» **Task instructions**
Could you write out the data word for word, from its very first line through the line containing "y-axis-label-line: as % money-at-that-time", including both of those lines?

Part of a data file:
⁂

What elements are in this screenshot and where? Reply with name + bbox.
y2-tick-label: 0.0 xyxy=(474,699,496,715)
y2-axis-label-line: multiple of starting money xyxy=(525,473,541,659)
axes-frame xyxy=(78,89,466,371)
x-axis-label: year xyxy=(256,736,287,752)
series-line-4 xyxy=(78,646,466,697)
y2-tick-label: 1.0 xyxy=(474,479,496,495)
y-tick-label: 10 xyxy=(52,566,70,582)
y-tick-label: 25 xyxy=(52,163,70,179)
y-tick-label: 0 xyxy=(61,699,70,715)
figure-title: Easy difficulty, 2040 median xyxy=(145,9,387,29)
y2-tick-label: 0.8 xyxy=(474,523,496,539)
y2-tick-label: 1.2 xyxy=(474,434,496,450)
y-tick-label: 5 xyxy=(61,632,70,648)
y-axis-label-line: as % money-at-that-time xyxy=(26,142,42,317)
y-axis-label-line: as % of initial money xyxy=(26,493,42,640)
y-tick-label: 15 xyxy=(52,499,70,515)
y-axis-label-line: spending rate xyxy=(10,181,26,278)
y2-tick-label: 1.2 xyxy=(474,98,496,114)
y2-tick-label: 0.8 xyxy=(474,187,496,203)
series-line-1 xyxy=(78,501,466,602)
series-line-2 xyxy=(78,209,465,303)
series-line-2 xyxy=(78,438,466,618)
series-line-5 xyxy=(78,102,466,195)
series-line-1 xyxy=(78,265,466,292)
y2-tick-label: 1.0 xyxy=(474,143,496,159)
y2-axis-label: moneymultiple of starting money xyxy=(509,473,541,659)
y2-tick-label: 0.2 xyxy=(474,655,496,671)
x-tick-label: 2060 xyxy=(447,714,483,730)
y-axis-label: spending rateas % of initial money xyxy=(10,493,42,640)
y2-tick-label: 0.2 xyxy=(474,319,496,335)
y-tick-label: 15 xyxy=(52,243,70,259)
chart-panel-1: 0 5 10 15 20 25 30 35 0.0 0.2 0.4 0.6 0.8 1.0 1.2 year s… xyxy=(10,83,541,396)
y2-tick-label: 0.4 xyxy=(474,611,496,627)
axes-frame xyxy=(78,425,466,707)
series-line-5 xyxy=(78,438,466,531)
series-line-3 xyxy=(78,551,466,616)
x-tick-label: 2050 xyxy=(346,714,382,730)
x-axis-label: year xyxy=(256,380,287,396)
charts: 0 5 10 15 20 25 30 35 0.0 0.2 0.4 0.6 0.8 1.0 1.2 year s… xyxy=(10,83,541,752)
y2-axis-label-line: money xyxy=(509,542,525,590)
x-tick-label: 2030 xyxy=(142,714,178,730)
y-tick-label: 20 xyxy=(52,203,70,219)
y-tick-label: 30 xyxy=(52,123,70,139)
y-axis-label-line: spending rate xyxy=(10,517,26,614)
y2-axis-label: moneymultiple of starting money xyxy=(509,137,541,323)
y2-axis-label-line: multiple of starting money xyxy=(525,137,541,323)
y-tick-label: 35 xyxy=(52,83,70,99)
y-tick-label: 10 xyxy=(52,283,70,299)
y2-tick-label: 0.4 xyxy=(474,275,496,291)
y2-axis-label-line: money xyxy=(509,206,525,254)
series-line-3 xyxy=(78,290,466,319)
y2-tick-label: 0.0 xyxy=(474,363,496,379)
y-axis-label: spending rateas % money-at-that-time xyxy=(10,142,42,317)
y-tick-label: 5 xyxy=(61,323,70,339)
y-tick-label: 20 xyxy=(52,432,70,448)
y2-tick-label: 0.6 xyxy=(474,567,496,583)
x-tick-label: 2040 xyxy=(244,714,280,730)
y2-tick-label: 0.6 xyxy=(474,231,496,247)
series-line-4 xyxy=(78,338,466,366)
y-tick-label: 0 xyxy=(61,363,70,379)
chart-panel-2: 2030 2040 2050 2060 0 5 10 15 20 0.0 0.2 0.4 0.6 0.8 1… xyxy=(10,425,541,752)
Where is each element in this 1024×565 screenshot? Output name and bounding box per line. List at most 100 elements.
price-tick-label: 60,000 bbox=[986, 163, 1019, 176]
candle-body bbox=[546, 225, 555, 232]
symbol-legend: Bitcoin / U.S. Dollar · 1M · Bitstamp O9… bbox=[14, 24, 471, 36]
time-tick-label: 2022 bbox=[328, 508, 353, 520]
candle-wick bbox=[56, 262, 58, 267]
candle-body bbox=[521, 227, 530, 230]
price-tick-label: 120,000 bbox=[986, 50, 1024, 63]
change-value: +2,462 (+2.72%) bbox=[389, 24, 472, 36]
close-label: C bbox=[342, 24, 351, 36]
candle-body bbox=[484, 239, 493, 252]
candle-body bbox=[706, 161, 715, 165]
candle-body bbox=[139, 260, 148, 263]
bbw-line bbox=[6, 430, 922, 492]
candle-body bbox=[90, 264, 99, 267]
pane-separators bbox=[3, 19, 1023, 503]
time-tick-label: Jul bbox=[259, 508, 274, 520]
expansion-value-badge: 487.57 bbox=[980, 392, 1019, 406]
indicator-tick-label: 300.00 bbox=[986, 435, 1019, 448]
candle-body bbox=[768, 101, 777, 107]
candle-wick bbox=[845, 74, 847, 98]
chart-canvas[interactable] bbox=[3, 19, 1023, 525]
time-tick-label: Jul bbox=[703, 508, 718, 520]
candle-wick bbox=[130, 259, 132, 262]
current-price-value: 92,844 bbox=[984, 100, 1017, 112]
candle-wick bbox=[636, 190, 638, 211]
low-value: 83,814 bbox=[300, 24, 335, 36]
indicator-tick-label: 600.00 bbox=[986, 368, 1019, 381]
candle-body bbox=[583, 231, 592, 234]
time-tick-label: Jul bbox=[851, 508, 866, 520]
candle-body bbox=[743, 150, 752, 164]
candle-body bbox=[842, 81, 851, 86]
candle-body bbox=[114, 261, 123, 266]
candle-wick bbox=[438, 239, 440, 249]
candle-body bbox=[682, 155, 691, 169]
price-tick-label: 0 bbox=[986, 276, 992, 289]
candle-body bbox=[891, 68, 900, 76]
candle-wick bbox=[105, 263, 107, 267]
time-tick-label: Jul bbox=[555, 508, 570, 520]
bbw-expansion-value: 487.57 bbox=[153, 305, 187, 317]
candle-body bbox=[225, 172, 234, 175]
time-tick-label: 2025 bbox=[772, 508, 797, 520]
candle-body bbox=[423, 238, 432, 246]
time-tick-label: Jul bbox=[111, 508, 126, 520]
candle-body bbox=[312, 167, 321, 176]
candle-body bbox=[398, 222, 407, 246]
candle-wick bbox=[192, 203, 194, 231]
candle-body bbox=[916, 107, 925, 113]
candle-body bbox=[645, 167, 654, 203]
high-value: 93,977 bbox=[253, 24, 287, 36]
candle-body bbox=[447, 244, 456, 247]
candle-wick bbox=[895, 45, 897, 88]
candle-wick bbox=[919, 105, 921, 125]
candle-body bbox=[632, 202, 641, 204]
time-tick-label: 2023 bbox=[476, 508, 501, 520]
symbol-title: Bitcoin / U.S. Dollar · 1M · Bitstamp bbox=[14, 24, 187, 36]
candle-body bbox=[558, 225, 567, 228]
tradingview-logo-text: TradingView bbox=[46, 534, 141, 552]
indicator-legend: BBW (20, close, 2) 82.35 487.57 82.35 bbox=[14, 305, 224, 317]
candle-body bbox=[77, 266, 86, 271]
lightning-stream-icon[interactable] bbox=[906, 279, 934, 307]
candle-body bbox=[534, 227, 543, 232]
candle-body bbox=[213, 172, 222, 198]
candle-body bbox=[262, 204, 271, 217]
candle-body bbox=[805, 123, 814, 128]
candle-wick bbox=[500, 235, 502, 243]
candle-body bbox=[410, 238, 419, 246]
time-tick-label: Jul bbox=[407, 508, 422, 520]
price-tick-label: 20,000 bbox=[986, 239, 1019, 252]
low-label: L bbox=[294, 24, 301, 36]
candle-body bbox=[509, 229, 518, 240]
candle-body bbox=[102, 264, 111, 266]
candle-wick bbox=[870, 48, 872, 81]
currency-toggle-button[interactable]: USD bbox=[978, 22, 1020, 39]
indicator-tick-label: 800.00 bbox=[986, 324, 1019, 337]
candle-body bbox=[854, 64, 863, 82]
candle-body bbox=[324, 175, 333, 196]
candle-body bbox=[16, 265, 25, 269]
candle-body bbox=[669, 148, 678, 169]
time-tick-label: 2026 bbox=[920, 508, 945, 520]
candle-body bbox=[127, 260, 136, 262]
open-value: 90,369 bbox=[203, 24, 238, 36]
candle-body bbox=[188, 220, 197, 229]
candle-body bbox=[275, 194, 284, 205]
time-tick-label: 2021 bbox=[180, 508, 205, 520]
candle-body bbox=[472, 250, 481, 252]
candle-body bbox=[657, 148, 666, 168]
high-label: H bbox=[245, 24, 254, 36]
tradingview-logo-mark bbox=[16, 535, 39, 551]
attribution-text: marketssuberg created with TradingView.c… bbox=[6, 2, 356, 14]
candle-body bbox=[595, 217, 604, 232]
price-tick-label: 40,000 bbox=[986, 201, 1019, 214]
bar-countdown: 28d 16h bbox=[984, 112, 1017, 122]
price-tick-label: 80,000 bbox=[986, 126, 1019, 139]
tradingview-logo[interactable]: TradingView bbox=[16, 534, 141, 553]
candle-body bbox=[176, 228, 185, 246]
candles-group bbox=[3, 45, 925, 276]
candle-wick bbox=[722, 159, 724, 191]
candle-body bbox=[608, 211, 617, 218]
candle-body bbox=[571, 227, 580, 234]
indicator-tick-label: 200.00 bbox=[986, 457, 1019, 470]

⁂

» **Expected output**
What elements are in this screenshot and where? Reply with name + bbox.
y2-tick-label: 0.0 xyxy=(474,699,496,715)
y2-axis-label-line: multiple of starting money xyxy=(525,473,541,659)
axes-frame xyxy=(78,89,466,371)
x-axis-label: year xyxy=(256,736,287,752)
series-line-4 xyxy=(78,646,466,697)
y2-tick-label: 1.0 xyxy=(474,479,496,495)
y-tick-label: 10 xyxy=(52,566,70,582)
y-tick-label: 25 xyxy=(52,163,70,179)
y-tick-label: 0 xyxy=(61,699,70,715)
figure-title: Easy difficulty, 2040 median xyxy=(145,9,387,29)
y2-tick-label: 0.8 xyxy=(474,523,496,539)
y2-tick-label: 1.2 xyxy=(474,434,496,450)
y-tick-label: 5 xyxy=(61,632,70,648)
y-axis-label-line: as % money-at-that-time xyxy=(26,142,42,317)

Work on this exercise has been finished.